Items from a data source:
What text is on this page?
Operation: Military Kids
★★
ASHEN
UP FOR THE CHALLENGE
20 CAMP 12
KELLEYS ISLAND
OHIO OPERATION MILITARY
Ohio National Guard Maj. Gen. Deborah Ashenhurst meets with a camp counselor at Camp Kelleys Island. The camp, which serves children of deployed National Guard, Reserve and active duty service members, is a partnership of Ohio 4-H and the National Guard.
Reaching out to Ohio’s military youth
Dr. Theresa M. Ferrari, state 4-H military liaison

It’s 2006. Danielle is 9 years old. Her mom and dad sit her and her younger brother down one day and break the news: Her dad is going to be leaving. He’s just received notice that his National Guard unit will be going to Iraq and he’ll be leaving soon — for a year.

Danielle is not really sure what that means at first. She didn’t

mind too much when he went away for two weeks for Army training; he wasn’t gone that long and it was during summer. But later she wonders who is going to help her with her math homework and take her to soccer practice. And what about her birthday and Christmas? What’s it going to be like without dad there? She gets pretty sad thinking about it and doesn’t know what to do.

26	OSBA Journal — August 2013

--

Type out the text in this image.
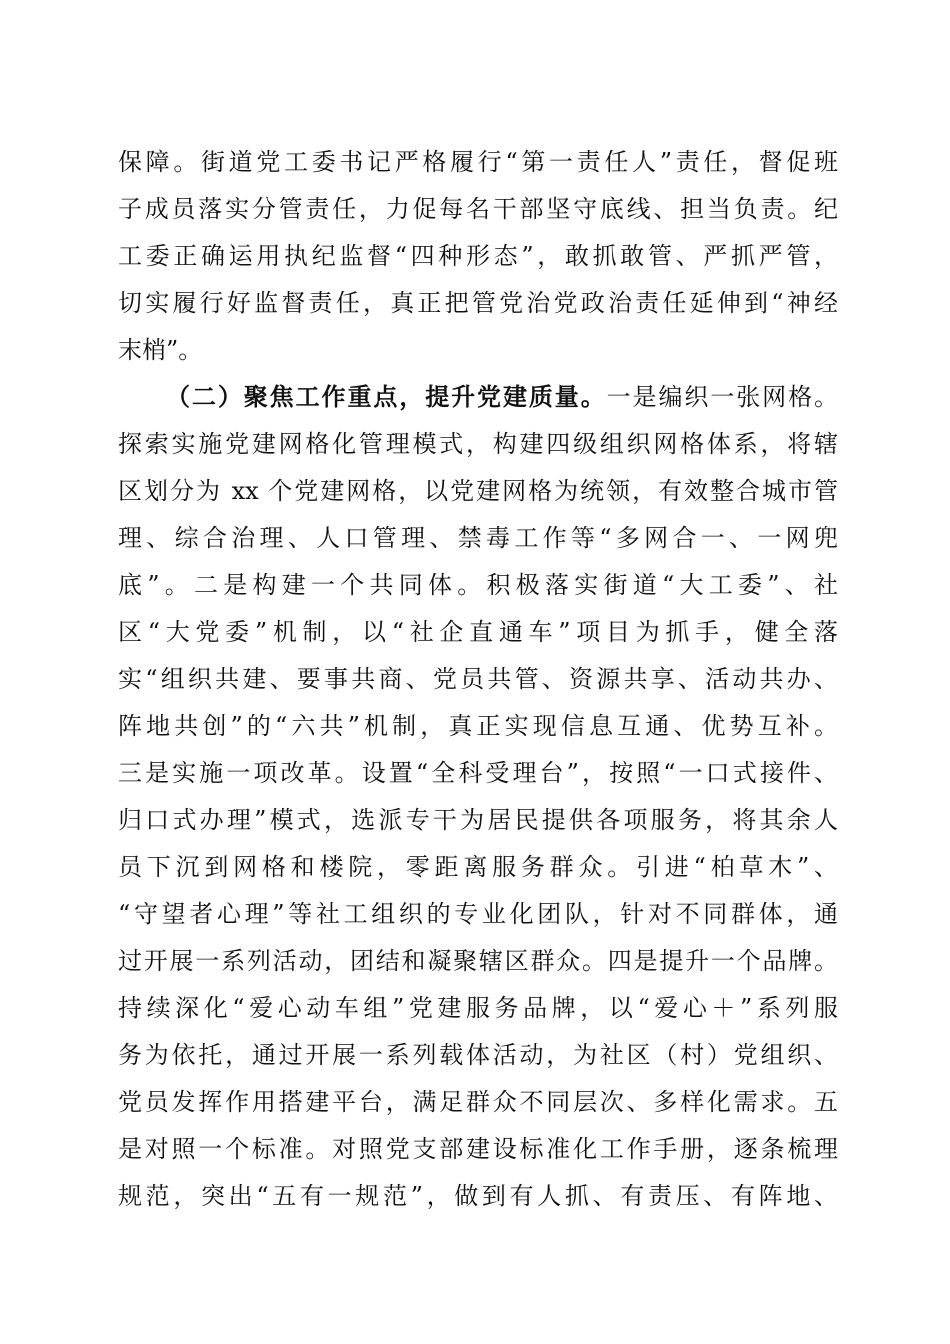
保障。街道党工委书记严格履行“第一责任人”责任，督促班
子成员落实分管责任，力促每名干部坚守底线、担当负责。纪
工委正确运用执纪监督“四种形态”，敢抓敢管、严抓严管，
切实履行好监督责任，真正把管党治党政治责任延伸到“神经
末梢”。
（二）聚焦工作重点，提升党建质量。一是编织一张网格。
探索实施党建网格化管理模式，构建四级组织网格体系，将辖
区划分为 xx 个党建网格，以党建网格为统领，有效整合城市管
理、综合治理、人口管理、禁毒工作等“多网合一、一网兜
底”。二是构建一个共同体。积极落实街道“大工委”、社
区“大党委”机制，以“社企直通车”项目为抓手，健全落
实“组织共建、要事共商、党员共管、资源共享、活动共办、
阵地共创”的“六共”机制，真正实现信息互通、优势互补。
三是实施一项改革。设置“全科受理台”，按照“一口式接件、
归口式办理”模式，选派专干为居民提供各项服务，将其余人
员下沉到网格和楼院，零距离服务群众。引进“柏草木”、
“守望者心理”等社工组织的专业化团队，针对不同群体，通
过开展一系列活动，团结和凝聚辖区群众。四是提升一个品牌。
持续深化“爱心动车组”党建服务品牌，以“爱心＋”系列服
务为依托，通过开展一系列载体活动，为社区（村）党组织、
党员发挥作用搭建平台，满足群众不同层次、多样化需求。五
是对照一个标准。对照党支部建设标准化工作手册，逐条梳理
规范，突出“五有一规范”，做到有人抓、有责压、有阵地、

--

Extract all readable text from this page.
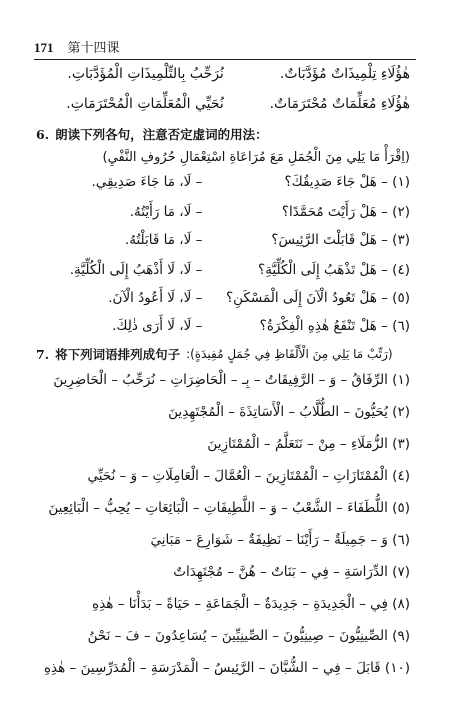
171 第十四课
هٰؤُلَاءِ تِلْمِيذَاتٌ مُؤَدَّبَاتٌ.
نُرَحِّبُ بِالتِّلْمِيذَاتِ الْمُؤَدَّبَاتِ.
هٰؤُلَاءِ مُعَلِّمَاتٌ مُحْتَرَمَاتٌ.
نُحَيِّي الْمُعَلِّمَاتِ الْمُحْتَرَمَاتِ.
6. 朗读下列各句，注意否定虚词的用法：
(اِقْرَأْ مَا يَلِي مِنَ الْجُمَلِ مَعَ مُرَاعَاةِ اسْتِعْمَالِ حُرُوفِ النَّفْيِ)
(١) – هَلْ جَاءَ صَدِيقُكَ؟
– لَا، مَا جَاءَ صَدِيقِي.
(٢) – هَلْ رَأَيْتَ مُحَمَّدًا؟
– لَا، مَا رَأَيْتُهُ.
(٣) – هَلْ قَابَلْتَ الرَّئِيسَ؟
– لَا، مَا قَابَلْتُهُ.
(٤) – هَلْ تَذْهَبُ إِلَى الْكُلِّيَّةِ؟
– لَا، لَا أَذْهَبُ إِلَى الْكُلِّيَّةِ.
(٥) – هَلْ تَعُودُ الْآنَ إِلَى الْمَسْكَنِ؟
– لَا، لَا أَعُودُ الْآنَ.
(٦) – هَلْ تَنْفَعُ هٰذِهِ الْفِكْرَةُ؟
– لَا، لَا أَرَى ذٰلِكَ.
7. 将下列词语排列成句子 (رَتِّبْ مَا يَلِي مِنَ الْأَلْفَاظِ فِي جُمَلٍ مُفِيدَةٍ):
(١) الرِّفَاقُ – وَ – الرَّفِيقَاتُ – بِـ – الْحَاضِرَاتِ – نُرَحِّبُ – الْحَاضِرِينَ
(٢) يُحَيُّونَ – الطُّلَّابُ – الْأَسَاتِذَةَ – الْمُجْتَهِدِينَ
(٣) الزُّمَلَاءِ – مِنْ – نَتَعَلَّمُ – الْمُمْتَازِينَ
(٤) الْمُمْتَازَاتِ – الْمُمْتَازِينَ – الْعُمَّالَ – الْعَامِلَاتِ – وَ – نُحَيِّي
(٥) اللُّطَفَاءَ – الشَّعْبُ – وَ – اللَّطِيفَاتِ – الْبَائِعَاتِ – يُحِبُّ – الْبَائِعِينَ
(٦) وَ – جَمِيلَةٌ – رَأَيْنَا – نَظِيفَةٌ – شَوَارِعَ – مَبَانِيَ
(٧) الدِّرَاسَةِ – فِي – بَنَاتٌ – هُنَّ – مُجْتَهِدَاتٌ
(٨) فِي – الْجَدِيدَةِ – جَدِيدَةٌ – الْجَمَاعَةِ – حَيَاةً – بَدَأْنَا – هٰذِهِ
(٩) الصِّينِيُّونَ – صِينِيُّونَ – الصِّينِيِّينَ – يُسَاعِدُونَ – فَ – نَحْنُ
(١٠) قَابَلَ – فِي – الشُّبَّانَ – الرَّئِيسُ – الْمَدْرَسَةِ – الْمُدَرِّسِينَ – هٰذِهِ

CHALLENGE ::
Take every line from the data above that holds "this" and copy it out.

CORRECT RESULT ::
What text is on this page?
Type out the text in this image.
Extract all readable text from this page.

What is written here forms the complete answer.